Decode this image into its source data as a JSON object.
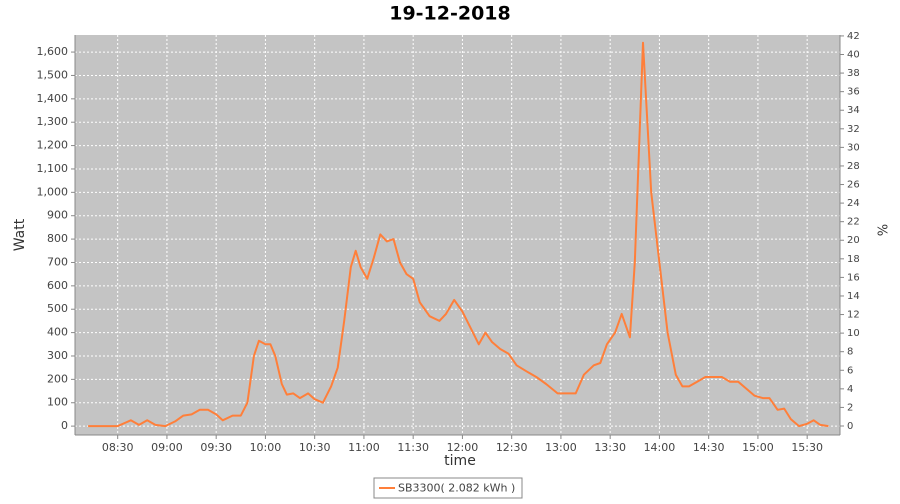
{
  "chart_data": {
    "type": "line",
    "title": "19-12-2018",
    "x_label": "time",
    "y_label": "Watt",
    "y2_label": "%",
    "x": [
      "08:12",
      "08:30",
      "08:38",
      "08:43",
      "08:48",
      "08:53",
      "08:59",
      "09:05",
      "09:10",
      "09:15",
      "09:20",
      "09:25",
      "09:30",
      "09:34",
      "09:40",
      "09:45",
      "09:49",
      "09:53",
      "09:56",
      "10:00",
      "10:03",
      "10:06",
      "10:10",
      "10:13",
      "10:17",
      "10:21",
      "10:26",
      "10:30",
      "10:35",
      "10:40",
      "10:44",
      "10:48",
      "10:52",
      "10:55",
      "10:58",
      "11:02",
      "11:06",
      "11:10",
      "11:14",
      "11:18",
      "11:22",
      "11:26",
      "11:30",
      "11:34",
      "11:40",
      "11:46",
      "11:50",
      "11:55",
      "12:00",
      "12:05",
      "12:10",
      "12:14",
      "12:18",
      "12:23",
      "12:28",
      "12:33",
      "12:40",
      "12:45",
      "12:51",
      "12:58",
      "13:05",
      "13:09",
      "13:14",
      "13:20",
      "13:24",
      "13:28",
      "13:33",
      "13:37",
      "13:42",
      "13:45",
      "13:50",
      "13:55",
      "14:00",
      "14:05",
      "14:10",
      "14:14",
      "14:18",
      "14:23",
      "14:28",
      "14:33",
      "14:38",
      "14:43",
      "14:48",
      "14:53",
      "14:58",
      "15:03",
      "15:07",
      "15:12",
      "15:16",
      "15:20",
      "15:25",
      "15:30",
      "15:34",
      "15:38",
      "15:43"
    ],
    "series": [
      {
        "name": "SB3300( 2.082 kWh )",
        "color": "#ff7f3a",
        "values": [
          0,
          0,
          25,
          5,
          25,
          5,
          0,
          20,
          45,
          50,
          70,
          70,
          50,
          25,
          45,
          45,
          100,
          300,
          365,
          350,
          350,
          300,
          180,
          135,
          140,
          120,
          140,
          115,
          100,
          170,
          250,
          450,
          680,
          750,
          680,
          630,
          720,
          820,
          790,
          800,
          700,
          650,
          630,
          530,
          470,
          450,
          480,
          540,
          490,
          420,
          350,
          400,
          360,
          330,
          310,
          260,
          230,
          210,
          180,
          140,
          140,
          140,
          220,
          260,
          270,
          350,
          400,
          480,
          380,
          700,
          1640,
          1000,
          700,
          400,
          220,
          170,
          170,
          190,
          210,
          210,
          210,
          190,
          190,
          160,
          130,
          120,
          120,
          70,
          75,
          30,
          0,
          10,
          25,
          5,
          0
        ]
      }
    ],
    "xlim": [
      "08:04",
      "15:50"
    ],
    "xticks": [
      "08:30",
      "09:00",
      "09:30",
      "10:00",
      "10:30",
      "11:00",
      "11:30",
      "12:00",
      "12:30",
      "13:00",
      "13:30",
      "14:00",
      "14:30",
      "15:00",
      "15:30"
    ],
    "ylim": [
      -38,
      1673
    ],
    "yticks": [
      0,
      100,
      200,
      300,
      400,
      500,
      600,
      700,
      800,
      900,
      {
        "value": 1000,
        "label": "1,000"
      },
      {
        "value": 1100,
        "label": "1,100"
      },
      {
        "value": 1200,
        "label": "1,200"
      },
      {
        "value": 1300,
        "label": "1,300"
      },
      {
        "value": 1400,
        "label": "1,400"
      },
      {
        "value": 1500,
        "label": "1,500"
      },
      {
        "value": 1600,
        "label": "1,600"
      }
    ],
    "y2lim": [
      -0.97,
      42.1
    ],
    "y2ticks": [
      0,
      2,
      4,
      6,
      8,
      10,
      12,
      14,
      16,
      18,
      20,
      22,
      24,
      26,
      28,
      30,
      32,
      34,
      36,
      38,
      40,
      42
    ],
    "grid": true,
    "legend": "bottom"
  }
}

* * * * * * *

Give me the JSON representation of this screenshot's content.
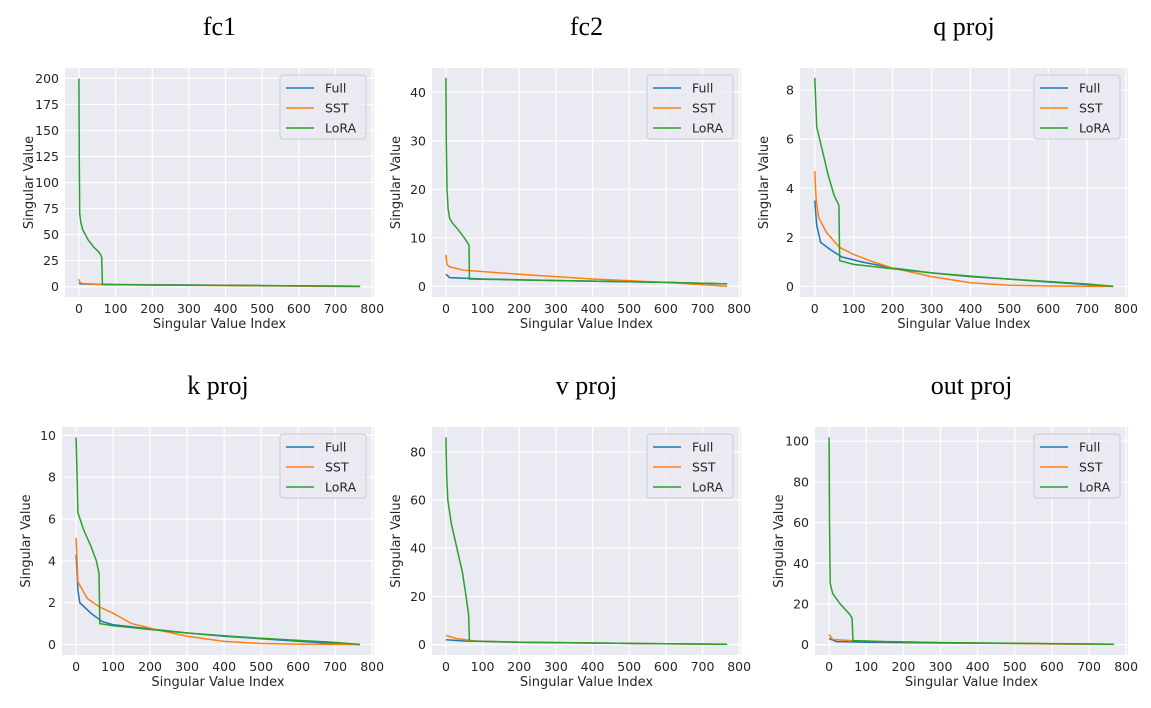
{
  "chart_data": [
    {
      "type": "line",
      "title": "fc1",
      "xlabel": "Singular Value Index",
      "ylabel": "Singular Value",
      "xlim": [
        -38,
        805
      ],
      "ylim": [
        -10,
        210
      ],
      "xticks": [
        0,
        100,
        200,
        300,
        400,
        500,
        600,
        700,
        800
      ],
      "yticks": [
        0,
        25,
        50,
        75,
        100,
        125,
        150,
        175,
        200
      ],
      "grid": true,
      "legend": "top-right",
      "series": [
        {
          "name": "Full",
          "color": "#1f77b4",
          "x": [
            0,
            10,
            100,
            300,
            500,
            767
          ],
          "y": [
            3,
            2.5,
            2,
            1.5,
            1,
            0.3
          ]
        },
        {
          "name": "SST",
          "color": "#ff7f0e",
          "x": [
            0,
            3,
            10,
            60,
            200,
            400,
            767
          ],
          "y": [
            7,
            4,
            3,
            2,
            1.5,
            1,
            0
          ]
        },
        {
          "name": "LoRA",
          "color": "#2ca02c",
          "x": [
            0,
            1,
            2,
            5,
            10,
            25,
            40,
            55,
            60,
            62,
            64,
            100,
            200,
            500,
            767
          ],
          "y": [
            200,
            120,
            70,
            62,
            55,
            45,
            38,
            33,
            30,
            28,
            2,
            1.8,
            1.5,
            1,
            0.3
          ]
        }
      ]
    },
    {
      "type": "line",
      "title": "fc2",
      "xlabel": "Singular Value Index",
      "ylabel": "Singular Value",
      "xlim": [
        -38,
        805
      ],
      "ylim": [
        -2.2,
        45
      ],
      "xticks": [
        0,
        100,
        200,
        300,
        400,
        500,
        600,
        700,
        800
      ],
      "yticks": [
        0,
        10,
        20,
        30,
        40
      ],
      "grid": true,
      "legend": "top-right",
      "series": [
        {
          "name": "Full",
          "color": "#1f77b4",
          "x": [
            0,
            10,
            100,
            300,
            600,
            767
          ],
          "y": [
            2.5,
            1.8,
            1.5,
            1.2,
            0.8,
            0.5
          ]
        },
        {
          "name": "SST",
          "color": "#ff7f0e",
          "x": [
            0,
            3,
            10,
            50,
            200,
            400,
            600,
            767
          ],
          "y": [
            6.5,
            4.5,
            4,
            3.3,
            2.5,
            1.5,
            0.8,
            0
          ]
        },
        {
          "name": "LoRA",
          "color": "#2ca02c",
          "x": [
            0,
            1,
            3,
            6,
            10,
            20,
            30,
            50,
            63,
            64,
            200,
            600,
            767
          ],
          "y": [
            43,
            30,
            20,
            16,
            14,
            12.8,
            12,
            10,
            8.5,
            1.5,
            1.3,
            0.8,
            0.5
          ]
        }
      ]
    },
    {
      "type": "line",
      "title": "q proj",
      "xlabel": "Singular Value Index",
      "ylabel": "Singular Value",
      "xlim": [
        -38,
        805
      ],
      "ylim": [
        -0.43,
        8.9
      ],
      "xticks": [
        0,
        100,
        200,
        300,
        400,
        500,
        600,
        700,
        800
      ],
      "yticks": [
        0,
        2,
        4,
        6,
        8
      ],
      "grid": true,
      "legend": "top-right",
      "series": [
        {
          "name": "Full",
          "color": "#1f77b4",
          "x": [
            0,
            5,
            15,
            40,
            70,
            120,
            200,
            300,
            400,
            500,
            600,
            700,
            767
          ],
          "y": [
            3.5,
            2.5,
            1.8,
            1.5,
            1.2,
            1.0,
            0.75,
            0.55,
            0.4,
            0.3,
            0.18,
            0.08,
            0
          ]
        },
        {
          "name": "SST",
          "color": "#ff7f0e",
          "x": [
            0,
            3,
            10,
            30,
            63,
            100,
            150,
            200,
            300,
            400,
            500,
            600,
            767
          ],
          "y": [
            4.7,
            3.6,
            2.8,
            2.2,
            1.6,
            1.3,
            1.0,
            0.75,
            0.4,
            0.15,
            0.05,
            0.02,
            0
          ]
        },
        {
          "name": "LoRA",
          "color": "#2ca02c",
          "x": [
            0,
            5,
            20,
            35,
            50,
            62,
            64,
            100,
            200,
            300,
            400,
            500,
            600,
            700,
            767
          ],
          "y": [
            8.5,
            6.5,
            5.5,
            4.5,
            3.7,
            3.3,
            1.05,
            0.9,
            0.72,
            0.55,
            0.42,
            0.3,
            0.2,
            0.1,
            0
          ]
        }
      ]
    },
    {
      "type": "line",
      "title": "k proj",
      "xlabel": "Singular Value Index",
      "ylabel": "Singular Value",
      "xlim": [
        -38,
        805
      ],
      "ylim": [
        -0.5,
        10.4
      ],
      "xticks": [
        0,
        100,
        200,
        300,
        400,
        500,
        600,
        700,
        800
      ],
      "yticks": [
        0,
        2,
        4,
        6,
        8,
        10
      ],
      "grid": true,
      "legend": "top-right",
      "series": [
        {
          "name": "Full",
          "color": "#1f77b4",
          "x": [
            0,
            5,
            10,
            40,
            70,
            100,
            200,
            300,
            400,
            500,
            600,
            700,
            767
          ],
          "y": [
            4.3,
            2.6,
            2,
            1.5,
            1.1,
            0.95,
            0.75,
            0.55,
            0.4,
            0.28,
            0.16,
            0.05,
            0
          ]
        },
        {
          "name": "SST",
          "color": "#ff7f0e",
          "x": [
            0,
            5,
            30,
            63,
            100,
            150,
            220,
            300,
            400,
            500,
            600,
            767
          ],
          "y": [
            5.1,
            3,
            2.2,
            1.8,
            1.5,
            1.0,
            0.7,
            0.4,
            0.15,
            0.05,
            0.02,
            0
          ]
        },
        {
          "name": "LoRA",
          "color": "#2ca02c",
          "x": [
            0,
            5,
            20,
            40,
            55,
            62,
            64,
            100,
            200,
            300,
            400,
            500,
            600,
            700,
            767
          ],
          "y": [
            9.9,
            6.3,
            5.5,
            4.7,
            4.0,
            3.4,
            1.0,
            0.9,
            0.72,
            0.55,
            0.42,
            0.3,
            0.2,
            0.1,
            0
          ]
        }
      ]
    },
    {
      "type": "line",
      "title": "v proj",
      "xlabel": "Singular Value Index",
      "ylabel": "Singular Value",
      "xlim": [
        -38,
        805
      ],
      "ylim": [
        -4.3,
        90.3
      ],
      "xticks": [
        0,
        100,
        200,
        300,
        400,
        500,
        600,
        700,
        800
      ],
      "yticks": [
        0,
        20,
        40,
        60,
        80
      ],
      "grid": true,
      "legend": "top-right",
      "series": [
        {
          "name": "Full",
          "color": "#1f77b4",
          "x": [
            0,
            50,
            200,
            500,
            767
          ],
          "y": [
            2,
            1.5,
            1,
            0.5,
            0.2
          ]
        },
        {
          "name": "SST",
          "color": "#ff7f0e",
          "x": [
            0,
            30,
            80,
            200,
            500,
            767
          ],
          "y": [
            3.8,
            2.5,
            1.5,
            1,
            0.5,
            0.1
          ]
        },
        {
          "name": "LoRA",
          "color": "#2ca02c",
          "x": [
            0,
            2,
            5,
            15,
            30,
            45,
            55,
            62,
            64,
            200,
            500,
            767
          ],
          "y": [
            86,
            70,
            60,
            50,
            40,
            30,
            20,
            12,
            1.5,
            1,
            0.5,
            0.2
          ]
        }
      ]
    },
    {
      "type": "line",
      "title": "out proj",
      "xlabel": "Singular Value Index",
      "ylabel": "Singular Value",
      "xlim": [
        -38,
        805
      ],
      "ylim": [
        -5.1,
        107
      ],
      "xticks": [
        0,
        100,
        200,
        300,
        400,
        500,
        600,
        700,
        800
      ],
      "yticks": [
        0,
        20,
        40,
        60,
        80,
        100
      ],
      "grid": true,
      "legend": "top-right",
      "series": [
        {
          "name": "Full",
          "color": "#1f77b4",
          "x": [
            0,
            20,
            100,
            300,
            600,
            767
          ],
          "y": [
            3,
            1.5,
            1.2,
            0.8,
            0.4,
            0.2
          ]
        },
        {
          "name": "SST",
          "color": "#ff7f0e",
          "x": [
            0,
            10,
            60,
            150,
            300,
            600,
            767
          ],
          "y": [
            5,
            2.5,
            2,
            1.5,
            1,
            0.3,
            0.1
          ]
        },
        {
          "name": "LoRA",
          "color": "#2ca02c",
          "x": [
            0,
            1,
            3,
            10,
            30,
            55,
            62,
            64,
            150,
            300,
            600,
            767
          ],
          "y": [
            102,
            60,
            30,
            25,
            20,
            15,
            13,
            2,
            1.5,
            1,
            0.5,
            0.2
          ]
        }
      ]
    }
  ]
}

* * * * * * *

> WHAT YOU HAVE TO DO
Gather each line of the records holding the string "proj".

> CORRECT RESULT
      "title": "q proj",
      "title": "k proj",
      "title": "v proj",
      "title": "out proj",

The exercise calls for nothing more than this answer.